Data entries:

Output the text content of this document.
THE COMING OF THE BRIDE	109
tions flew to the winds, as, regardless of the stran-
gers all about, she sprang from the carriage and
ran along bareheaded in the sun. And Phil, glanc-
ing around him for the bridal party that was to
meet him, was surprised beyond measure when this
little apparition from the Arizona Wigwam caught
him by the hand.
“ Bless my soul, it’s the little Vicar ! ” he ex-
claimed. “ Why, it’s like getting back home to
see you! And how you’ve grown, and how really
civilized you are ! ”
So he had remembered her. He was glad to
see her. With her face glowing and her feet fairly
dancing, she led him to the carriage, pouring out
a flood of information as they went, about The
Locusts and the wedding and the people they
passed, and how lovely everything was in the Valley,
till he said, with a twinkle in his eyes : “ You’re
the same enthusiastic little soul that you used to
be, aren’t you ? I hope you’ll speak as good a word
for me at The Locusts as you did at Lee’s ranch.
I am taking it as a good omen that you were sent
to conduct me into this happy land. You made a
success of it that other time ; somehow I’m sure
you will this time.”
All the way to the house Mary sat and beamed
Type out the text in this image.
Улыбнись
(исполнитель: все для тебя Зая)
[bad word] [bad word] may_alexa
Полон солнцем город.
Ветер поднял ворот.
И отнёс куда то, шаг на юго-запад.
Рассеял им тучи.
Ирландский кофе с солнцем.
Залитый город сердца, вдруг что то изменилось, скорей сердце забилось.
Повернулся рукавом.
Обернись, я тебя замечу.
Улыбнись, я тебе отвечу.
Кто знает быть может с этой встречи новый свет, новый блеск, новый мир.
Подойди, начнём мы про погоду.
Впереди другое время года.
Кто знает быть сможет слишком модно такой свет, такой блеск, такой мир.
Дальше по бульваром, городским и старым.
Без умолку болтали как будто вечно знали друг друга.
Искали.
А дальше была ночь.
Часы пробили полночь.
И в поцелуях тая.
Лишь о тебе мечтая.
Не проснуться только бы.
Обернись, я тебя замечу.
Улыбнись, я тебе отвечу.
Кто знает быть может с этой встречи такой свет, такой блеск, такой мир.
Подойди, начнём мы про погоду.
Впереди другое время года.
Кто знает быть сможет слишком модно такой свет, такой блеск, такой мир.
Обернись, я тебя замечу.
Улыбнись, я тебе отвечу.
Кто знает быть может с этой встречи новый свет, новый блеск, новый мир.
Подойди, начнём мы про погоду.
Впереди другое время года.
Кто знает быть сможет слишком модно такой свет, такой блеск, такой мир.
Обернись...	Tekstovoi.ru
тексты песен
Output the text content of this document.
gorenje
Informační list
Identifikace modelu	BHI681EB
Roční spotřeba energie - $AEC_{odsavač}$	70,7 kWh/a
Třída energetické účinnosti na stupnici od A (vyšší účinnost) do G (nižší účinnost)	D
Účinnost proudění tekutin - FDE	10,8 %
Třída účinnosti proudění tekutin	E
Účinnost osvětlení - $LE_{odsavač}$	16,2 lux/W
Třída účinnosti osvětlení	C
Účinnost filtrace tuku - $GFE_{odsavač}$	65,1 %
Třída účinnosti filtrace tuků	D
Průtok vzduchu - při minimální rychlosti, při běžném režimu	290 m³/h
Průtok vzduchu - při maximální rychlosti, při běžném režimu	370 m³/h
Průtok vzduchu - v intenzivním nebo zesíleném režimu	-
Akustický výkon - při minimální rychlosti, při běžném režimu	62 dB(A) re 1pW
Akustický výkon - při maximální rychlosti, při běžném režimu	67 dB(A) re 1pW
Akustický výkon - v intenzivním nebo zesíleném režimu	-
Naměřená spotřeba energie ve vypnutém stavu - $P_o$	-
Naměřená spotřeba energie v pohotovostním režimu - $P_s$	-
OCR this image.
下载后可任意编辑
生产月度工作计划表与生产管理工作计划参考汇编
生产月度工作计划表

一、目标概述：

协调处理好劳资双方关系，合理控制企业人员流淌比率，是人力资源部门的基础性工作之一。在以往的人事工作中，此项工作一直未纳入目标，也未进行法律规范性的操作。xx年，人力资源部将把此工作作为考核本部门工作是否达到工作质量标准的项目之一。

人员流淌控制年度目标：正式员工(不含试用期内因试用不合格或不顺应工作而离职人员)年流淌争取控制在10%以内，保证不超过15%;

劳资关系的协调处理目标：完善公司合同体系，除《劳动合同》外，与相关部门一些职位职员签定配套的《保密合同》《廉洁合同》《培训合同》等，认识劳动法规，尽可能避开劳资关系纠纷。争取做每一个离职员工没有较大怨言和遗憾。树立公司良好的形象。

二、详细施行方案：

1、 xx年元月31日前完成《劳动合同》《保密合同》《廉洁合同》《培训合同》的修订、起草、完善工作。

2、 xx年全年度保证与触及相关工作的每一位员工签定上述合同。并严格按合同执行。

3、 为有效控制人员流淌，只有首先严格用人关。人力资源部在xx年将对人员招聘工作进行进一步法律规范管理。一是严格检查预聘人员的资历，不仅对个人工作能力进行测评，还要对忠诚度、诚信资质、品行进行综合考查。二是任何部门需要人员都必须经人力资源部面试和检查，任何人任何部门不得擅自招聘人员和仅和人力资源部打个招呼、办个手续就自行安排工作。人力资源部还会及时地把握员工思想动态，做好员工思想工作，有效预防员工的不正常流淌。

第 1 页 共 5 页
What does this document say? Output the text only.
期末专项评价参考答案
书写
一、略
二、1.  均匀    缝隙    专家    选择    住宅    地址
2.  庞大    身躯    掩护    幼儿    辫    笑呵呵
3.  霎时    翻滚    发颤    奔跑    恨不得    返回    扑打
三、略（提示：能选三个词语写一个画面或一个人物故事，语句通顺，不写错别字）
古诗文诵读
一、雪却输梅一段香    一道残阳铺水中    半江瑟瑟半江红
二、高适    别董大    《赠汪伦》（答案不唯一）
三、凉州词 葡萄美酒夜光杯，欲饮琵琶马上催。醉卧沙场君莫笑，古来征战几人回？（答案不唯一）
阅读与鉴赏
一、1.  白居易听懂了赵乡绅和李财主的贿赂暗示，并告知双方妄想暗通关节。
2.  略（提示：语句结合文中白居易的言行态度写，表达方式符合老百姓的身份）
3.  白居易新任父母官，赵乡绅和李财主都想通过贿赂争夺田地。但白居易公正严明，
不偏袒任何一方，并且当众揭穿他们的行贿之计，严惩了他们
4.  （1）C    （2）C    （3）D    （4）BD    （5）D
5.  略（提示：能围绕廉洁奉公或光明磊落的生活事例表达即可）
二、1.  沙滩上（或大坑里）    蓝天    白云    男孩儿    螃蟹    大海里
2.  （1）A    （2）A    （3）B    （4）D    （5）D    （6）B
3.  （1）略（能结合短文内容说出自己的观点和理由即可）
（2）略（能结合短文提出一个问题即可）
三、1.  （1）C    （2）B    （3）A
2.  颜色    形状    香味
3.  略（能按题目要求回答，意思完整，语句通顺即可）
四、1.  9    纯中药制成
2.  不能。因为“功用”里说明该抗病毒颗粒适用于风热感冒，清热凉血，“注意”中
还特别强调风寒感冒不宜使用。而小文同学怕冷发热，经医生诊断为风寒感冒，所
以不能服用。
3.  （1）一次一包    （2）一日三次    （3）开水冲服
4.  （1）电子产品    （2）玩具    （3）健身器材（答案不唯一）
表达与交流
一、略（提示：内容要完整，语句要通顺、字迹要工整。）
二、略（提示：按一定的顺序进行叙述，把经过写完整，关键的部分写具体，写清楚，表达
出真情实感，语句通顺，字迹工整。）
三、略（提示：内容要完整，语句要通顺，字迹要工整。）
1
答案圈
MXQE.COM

→ Short task:
Pull out every line containing "this".

→ Task response:
Output the text content of this document.
meet him, was surprised beyond measure when this
to conduct me into this happy land. You made a
you will this time.”
Type out the text in this image.
Output the text content of this document.
OCR this image.
What does this document say? Output the text only.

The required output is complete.